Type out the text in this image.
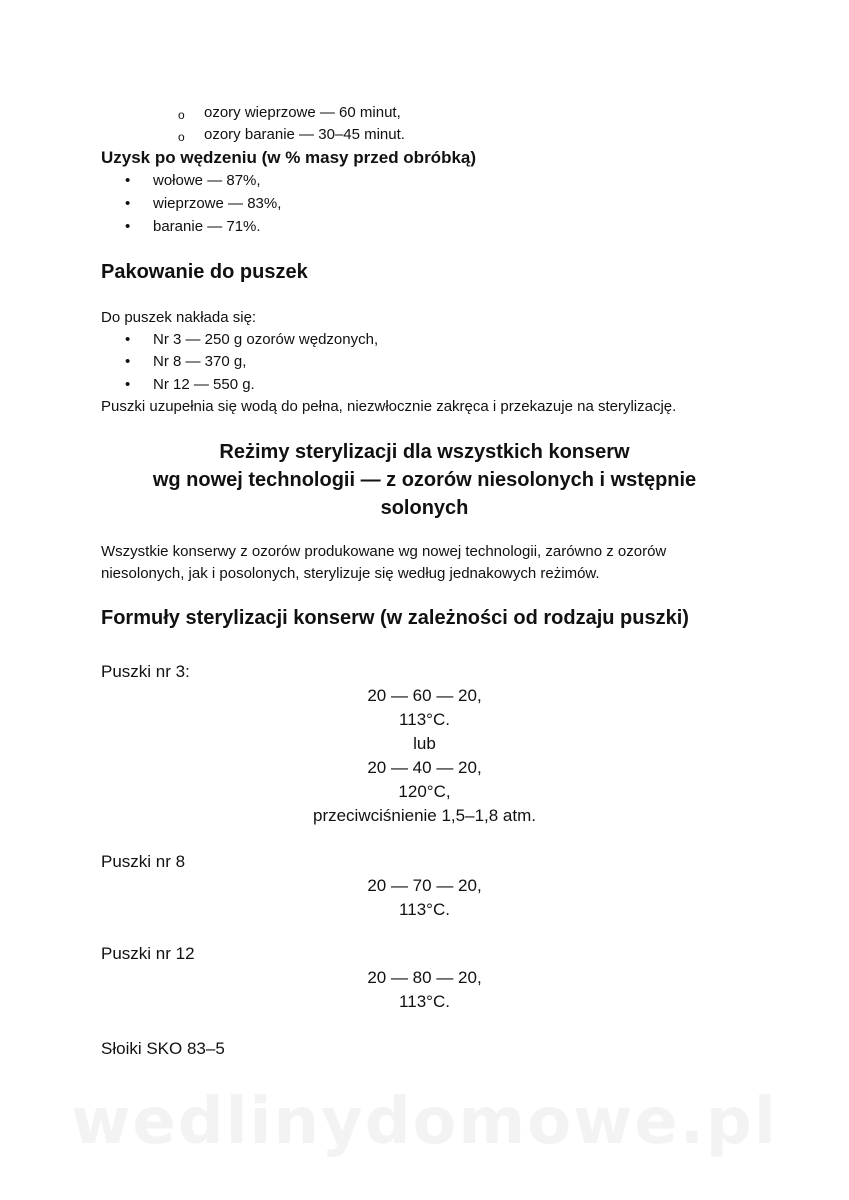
o ozory wieprzowe — 60 minut,
o ozory baranie — 30–45 minut.
Uzysk po wędzeniu (w % masy przed obróbką)
• wołowe — 87%,
• wieprzowe — 83%,
• baranie — 71%.
Pakowanie do puszek
Do puszek nakłada się:
• Nr 3 — 250 g ozorów wędzonych,
• Nr 8 — 370 g,
• Nr 12 — 550 g.
Puszki uzupełnia się wodą do pełna, niezwłocznie zakręca i przekazuje na sterylizację.
Reżimy sterylizacji dla wszystkich konserw
wg nowej technologii — z ozorów niesolonych i wstępnie
solonych
Wszystkie konserwy z ozorów produkowane wg nowej technologii, zarówno z ozorów
niesolonych, jak i posolonych, sterylizuje się według jednakowych reżimów.
Formuły sterylizacji konserw (w zależności od rodzaju puszki)
Puszki nr 3:
20 — 60 — 20,
113°C.
lub
20 — 40 — 20,
120°C,
przeciwciśnienie 1,5–1,8 atm.
Puszki nr 8
20 — 70 — 20,
113°C.
Puszki nr 12
20 — 80 — 20,
113°C.
Słoiki SKO 83–5
wedlinydomowe.pl
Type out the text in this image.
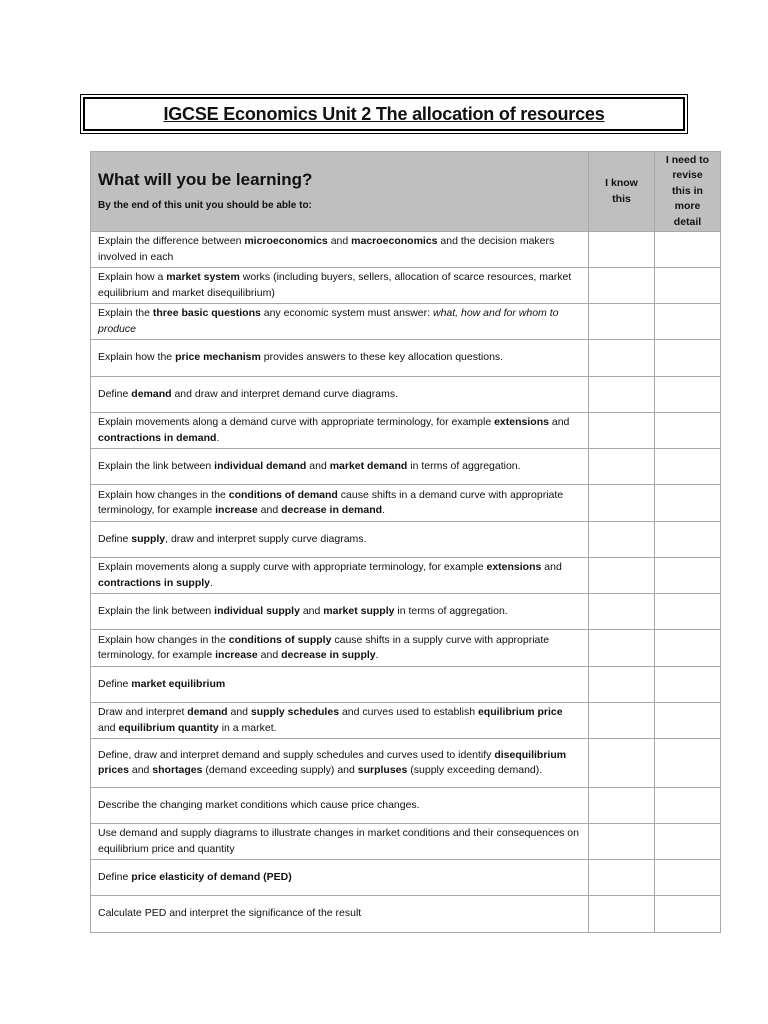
IGCSE Economics Unit 2 The allocation of resources
What will you be learning?
By the end of this unit you should be able to:	I know this	I need to revise this in more detail
Explain the difference between microeconomics and macroeconomics and the decision makers involved in each		
Explain how a market system works (including buyers, sellers, allocation of scarce resources, market equilibrium and market disequilibrium)		
Explain the three basic questions any economic system must answer: what, how and for whom to produce		
Explain how the price mechanism provides answers to these key allocation questions.		
Define demand and draw and interpret demand curve diagrams.		
Explain movements along a demand curve with appropriate terminology, for example extensions and contractions in demand.		
Explain the link between individual demand and market demand in terms of aggregation.		
Explain how changes in the conditions of demand cause shifts in a demand curve with appropriate terminology, for example increase and decrease in demand.		
Define supply, draw and interpret supply curve diagrams.		
Explain movements along a supply curve with appropriate terminology, for example extensions and contractions in supply.		
Explain the link between individual supply and market supply in terms of aggregation.		
Explain how changes in the conditions of supply cause shifts in a supply curve with appropriate terminology, for example increase and decrease in supply.		
Define market equilibrium		
Draw and interpret demand and supply schedules and curves used to establish equilibrium price and equilibrium quantity in a market.		
Define, draw and interpret demand and supply schedules and curves used to identify disequilibrium prices and shortages (demand exceeding supply) and surpluses (supply exceeding demand).		
Describe the changing market conditions which cause price changes.		
Use demand and supply diagrams to illustrate changes in market conditions and their consequences on equilibrium price and quantity		
Define price elasticity of demand (PED)		
Calculate PED and interpret the significance of the result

What is required -> Which lines hold the word "diagrams"? Copy all of them.

Expected answer ->
Define demand and draw and interpret demand curve diagrams.		
Define supply, draw and interpret supply curve diagrams.		
Use demand and supply diagrams to illustrate changes in market conditions and their consequences on equilibrium price and quantity		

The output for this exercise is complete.